WHAT TO DO -
The answer should be the records below, word for word, with every image left out.

GIVEN DATA START

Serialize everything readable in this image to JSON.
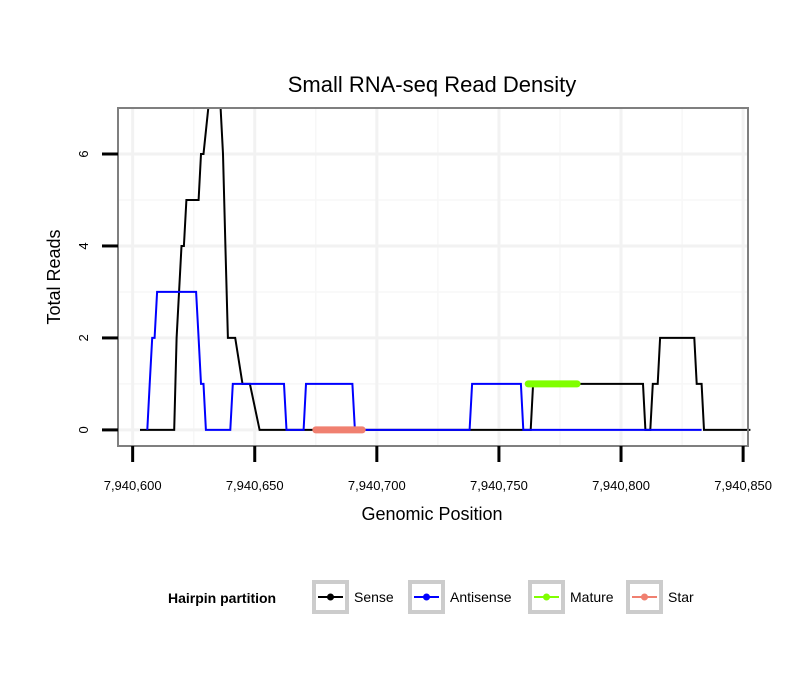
{
  "chart_data": {
    "type": "line",
    "title": "Small RNA-seq Read Density",
    "xlabel": "Genomic Position",
    "ylabel": "Total Reads",
    "xlim": [
      7940594,
      7940852
    ],
    "ylim": [
      -0.35,
      7.0
    ],
    "x_ticks": [
      7940600,
      7940650,
      7940700,
      7940750,
      7940800,
      7940850
    ],
    "x_tick_labels": [
      "7,940,600",
      "7,940,650",
      "7,940,700",
      "7,940,750",
      "7,940,800",
      "7,940,850"
    ],
    "y_ticks": [
      0,
      2,
      4,
      6
    ],
    "y_tick_labels": [
      "0",
      "2",
      "4",
      "6"
    ],
    "grid": true,
    "legend": {
      "title": "Hairpin partition",
      "position": "bottom"
    },
    "series": [
      {
        "name": "Sense",
        "color": "#000000",
        "x": [
          7940603,
          7940617,
          7940618,
          7940620,
          7940621,
          7940622,
          7940623,
          7940627,
          7940628,
          7940629,
          7940630,
          7940631,
          7940632,
          7940636,
          7940637,
          7940638,
          7940639,
          7940641,
          7940642,
          7940645,
          7940646,
          7940647,
          7940648,
          7940652,
          7940653,
          7940763,
          7940764,
          7940809,
          7940810,
          7940812,
          7940813,
          7940815,
          7940816,
          7940830,
          7940831,
          7940833,
          7940834,
          7940853
        ],
        "y": [
          0,
          0,
          2,
          4,
          4,
          5,
          5,
          5,
          6,
          6,
          6.5,
          7,
          7,
          7,
          6,
          4,
          2,
          2,
          2,
          1,
          1,
          1,
          1,
          0,
          0,
          0,
          1,
          1,
          0,
          0,
          1,
          1,
          2,
          2,
          1,
          1,
          0,
          0
        ]
      },
      {
        "name": "Antisense",
        "color": "#0000ff",
        "x": [
          7940606,
          7940607,
          7940608,
          7940609,
          7940610,
          7940626,
          7940627,
          7940628,
          7940629,
          7940630,
          7940640,
          7940641,
          7940662,
          7940663,
          7940670,
          7940671,
          7940690,
          7940691,
          7940738,
          7940739,
          7940759,
          7940760,
          7940833
        ],
        "y": [
          0,
          1,
          2,
          2,
          3,
          3,
          2,
          1,
          1,
          0,
          0,
          1,
          1,
          0,
          0,
          1,
          1,
          0,
          0,
          1,
          1,
          0,
          0
        ]
      },
      {
        "name": "Mature",
        "color": "#80ff00",
        "x": [
          7940762,
          7940782
        ],
        "y": [
          1,
          1
        ]
      },
      {
        "name": "Star",
        "color": "#f08070",
        "x": [
          7940675,
          7940694
        ],
        "y": [
          0,
          0
        ]
      }
    ]
  }
}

GIVEN DATA END

TASK SOLUTION -
Serialize everything readable in this image to JSON.
{
  "chart_data": {
    "type": "line",
    "title": "Small RNA-seq Read Density",
    "xlabel": "Genomic Position",
    "ylabel": "Total Reads",
    "xlim": [
      7940594,
      7940852
    ],
    "ylim": [
      -0.35,
      7.0
    ],
    "x_ticks": [
      7940600,
      7940650,
      7940700,
      7940750,
      7940800,
      7940850
    ],
    "x_tick_labels": [
      "7,940,600",
      "7,940,650",
      "7,940,700",
      "7,940,750",
      "7,940,800",
      "7,940,850"
    ],
    "y_ticks": [
      0,
      2,
      4,
      6
    ],
    "y_tick_labels": [
      "0",
      "2",
      "4",
      "6"
    ],
    "grid": true,
    "legend": {
      "title": "Hairpin partition",
      "position": "bottom"
    },
    "series": [
      {
        "name": "Sense",
        "color": "#000000",
        "x": [
          7940603,
          7940617,
          7940618,
          7940620,
          7940621,
          7940622,
          7940623,
          7940627,
          7940628,
          7940629,
          7940630,
          7940631,
          7940632,
          7940636,
          7940637,
          7940638,
          7940639,
          7940641,
          7940642,
          7940645,
          7940646,
          7940647,
          7940648,
          7940652,
          7940653,
          7940763,
          7940764,
          7940809,
          7940810,
          7940812,
          7940813,
          7940815,
          7940816,
          7940830,
          7940831,
          7940833,
          7940834,
          7940853
        ],
        "y": [
          0,
          0,
          2,
          4,
          4,
          5,
          5,
          5,
          6,
          6,
          6.5,
          7,
          7,
          7,
          6,
          4,
          2,
          2,
          2,
          1,
          1,
          1,
          1,
          0,
          0,
          0,
          1,
          1,
          0,
          0,
          1,
          1,
          2,
          2,
          1,
          1,
          0,
          0
        ]
      },
      {
        "name": "Antisense",
        "color": "#0000ff",
        "x": [
          7940606,
          7940607,
          7940608,
          7940609,
          7940610,
          7940626,
          7940627,
          7940628,
          7940629,
          7940630,
          7940640,
          7940641,
          7940662,
          7940663,
          7940670,
          7940671,
          7940690,
          7940691,
          7940738,
          7940739,
          7940759,
          7940760,
          7940833
        ],
        "y": [
          0,
          1,
          2,
          2,
          3,
          3,
          2,
          1,
          1,
          0,
          0,
          1,
          1,
          0,
          0,
          1,
          1,
          0,
          0,
          1,
          1,
          0,
          0
        ]
      },
      {
        "name": "Mature",
        "color": "#80ff00",
        "x": [
          7940762,
          7940782
        ],
        "y": [
          1,
          1
        ]
      },
      {
        "name": "Star",
        "color": "#f08070",
        "x": [
          7940675,
          7940694
        ],
        "y": [
          0,
          0
        ]
      }
    ]
  }
}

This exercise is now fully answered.